Page excerpt
Skip to main content

Convert EndNote XML to CSV with streaming parse and TXT report.

Project description

EndNote Exporter

Convert EndNote XML files into clean CSVs with automatic TXT reports.
Supports both Python API and command-line interface (CLI).


Features

  • ✅ Parse one XML file (--xml) or an entire folder of *.xml (--folder)
  • ✅ Streams <record> elements using iterparse (low memory usage)
  • ✅ Extracts fields:
    database, ref_type, title, journal, authors, year, volume, number, abstract, doi, urls, extracted_date
  • ✅ Adds a database column from the XML filename stem (IEEE.xml → IEEE)
  • ✅ Normalizes DOI (10.xxxxhttps://doi.org/...)
  • ✅ Always generates a TXT report (default: <csv>_report.txt) with:
    • per-file counts (exported/skipped records)
    • totals, files processed
    • run timestamp & duration
  • ✅ Auto-creates output folders if missing
  • ✅ CLI options for CSV formatting, filters, verbosity
  • ✅ Importable Python API for scripting & integration

Installation

From PyPI (recommended)

Supplied entries
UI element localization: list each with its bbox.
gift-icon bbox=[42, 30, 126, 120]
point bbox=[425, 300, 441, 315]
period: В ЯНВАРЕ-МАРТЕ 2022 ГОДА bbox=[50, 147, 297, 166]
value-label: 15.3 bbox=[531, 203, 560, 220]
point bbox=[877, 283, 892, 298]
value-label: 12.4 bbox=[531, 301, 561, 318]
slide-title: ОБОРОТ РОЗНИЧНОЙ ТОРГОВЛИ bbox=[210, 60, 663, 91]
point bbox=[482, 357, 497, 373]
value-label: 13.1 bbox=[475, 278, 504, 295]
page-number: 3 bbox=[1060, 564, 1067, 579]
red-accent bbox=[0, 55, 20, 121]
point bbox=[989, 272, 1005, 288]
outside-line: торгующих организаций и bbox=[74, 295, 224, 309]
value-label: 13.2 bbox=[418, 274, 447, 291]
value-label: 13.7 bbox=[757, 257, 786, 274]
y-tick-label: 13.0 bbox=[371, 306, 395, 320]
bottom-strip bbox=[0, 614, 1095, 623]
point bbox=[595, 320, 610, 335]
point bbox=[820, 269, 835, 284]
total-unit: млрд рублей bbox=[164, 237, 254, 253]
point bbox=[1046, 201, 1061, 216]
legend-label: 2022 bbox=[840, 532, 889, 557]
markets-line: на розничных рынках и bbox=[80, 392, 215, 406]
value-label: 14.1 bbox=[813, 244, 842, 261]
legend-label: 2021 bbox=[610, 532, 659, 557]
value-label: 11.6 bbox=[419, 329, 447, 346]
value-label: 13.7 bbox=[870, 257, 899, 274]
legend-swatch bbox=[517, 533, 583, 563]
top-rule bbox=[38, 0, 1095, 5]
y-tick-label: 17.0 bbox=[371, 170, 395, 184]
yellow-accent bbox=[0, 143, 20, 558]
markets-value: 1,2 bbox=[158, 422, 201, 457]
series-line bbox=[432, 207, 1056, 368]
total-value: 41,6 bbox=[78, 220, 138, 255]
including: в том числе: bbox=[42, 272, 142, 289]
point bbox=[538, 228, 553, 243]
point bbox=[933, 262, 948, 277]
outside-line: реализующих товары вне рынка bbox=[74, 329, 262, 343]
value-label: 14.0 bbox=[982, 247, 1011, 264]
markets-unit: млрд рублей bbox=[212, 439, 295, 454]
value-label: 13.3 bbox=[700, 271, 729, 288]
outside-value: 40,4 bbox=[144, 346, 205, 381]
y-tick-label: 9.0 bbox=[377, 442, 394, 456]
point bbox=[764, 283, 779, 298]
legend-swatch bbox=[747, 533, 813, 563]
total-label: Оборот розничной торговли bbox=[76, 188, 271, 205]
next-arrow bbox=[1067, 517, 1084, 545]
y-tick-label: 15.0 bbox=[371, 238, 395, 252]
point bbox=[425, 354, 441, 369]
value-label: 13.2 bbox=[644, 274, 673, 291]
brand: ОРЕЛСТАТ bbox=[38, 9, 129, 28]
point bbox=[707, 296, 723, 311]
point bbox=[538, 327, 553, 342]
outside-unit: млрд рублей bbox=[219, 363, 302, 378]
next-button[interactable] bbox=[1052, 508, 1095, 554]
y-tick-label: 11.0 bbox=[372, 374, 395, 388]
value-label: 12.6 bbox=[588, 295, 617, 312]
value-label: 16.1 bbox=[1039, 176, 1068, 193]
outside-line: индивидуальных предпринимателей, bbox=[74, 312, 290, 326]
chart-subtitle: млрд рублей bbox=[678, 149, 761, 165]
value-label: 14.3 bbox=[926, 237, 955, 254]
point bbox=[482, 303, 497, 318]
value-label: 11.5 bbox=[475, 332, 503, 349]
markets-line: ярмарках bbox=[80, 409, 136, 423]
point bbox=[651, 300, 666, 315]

Exercise instructions
**a.** List what the EndNote Exporter page says the TXT report includes.
**b.** Continue the EndNote Exporter page from its last line, "From PyPI (recommended)".
The items come from a source separate from the EndNote Exporter page.

Per-task answers
**a.**
- Per-file counts (exported/skipped records)
- Totals and files processed
- Run timestamp and duration

**b.**
pip install endnote-exporter

From local source

If you have the source code in a folder or .zip:

cd /path/to/endnote-exporter
pip install .

Requires Python 3.8+.


Usage

Command Line

Single file

endnote-xml-export --xml data/IEEE.xml --csv output/ieee.csv

Folder with multiple files

endnote-xml-export --folder data/xmls --csv output/all_records.csv

Custom report path

endnote-xml-export \
  --xml data/Scopus.xml \
  --csv output/scopus.csv \
  --report reports/scopus_run.txt

If --report is not provided, it defaults to <csv>_report.txt.


CLI Options

Option Description Default
--xml Path to a single EndNote XML file
--folder Path to a folder containing multiple *.xml files
--csv Output CSV path
--report Output TXT report path <csv>_report.txt
--delimiter CSV delimiter ,
--quoting CSV quoting: minimal, all, nonnumeric, none minimal
--no-header Suppress CSV header row
--encoding Output CSV encoding utf-8
--ref-type Only include records with this ref_type name
--year Only include records with this year
--max-records Stop after N records per file (useful for testing)
--verbose Verbose logging with debug details

Example Report

Run started: 2025-09-11 14:30:22
IEEE.xml: 120 exported, 0 skipped
Scopus.xml: 95 exported, 2 skipped
TOTAL exported: 215
Files processed: 2
Duration: 3.14 seconds

Python API

You can also use it directly in Python scripts:

from pathlib import Path
from endnote_exporter import export, export_folder

# Single file
total, csv_out, report_out = export(
    Path("data/IEEE.xml"), Path("output/ieee.csv")
)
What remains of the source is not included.